> **Exercise details**
Transcribe every record that appears below, exactly and in full.

> **Records to process**
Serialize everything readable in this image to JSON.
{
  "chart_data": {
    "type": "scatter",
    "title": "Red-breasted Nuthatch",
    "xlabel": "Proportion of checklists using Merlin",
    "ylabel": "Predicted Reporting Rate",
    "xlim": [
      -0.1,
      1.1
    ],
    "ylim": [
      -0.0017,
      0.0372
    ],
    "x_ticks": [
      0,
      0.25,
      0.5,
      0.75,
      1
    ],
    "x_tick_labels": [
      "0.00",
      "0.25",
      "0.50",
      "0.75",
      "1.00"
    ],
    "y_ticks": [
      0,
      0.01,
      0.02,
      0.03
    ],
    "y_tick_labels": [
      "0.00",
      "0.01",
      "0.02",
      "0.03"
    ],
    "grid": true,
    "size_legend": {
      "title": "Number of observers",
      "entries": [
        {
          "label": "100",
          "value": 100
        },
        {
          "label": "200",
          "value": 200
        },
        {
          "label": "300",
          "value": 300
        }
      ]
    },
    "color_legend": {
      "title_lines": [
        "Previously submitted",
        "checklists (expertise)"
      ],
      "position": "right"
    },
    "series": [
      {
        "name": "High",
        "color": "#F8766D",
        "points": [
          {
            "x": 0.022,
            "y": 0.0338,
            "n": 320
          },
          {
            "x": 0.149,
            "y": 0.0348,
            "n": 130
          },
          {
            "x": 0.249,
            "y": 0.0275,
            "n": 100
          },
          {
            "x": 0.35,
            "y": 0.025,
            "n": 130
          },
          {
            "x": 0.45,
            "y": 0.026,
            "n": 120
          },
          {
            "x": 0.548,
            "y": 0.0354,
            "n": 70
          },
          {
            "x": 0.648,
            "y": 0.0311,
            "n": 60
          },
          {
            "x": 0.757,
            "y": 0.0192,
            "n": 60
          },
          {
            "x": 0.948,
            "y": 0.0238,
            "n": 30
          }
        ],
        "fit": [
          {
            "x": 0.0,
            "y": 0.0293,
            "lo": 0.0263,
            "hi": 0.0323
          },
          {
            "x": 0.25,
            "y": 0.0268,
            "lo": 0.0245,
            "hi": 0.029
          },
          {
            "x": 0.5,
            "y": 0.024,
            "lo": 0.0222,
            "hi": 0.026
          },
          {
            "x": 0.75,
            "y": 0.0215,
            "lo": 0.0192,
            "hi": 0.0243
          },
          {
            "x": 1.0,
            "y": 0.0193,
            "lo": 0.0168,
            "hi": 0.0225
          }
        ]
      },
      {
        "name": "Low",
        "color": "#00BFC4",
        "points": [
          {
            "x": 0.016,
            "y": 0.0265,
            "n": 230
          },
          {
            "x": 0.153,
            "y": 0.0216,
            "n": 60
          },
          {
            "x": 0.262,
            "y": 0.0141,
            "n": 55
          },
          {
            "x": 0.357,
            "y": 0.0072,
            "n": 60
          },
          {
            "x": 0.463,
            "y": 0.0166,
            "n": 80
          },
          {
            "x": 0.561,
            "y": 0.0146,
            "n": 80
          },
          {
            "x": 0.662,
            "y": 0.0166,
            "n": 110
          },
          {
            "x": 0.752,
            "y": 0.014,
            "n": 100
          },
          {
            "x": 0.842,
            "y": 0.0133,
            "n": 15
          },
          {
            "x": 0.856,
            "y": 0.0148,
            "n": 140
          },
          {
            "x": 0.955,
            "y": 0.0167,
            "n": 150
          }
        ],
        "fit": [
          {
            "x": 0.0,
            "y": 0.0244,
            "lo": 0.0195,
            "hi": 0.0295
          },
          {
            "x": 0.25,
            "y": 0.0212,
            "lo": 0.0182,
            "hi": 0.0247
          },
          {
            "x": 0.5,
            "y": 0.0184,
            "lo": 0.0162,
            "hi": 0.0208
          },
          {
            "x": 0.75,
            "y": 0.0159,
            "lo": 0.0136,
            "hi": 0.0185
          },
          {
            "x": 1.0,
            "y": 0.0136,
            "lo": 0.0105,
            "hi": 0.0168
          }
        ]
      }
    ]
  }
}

> **Solution to the problem**
Serialize everything readable in this image to JSON.
{
  "chart_data": {
    "type": "scatter",
    "title": "Red-breasted Nuthatch",
    "xlabel": "Proportion of checklists using Merlin",
    "ylabel": "Predicted Reporting Rate",
    "xlim": [
      -0.1,
      1.1
    ],
    "ylim": [
      -0.0017,
      0.0372
    ],
    "x_ticks": [
      0,
      0.25,
      0.5,
      0.75,
      1
    ],
    "x_tick_labels": [
      "0.00",
      "0.25",
      "0.50",
      "0.75",
      "1.00"
    ],
    "y_ticks": [
      0,
      0.01,
      0.02,
      0.03
    ],
    "y_tick_labels": [
      "0.00",
      "0.01",
      "0.02",
      "0.03"
    ],
    "grid": true,
    "size_legend": {
      "title": "Number of observers",
      "entries": [
        {
          "label": "100",
          "value": 100
        },
        {
          "label": "200",
          "value": 200
        },
        {
          "label": "300",
          "value": 300
        }
      ]
    },
    "color_legend": {
      "title_lines": [
        "Previously submitted",
        "checklists (expertise)"
      ],
      "position": "right"
    },
    "series": [
      {
        "name": "High",
        "color": "#F8766D",
        "points": [
          {
            "x": 0.022,
            "y": 0.0338,
            "n": 320
          },
          {
            "x": 0.149,
            "y": 0.0348,
            "n": 130
          },
          {
            "x": 0.249,
            "y": 0.0275,
            "n": 100
          },
          {
            "x": 0.35,
            "y": 0.025,
            "n": 130
          },
          {
            "x": 0.45,
            "y": 0.026,
            "n": 120
          },
          {
            "x": 0.548,
            "y": 0.0354,
            "n": 70
          },
          {
            "x": 0.648,
            "y": 0.0311,
            "n": 60
          },
          {
            "x": 0.757,
            "y": 0.0192,
            "n": 60
          },
          {
            "x": 0.948,
            "y": 0.0238,
            "n": 30
          }
        ],
        "fit": [
          {
            "x": 0.0,
            "y": 0.0293,
            "lo": 0.0263,
            "hi": 0.0323
          },
          {
            "x": 0.25,
            "y": 0.0268,
            "lo": 0.0245,
            "hi": 0.029
          },
          {
            "x": 0.5,
            "y": 0.024,
            "lo": 0.0222,
            "hi": 0.026
          },
          {
            "x": 0.75,
            "y": 0.0215,
            "lo": 0.0192,
            "hi": 0.0243
          },
          {
            "x": 1.0,
            "y": 0.0193,
            "lo": 0.0168,
            "hi": 0.0225
          }
        ]
      },
      {
        "name": "Low",
        "color": "#00BFC4",
        "points": [
          {
            "x": 0.016,
            "y": 0.0265,
            "n": 230
          },
          {
            "x": 0.153,
            "y": 0.0216,
            "n": 60
          },
          {
            "x": 0.262,
            "y": 0.0141,
            "n": 55
          },
          {
            "x": 0.357,
            "y": 0.0072,
            "n": 60
          },
          {
            "x": 0.463,
            "y": 0.0166,
            "n": 80
          },
          {
            "x": 0.561,
            "y": 0.0146,
            "n": 80
          },
          {
            "x": 0.662,
            "y": 0.0166,
            "n": 110
          },
          {
            "x": 0.752,
            "y": 0.014,
            "n": 100
          },
          {
            "x": 0.842,
            "y": 0.0133,
            "n": 15
          },
          {
            "x": 0.856,
            "y": 0.0148,
            "n": 140
          },
          {
            "x": 0.955,
            "y": 0.0167,
            "n": 150
          }
        ],
        "fit": [
          {
            "x": 0.0,
            "y": 0.0244,
            "lo": 0.0195,
            "hi": 0.0295
          },
          {
            "x": 0.25,
            "y": 0.0212,
            "lo": 0.0182,
            "hi": 0.0247
          },
          {
            "x": 0.5,
            "y": 0.0184,
            "lo": 0.0162,
            "hi": 0.0208
          },
          {
            "x": 0.75,
            "y": 0.0159,
            "lo": 0.0136,
            "hi": 0.0185
          },
          {
            "x": 1.0,
            "y": 0.0136,
            "lo": 0.0105,
            "hi": 0.0168
          }
        ]
      }
    ]
  }
}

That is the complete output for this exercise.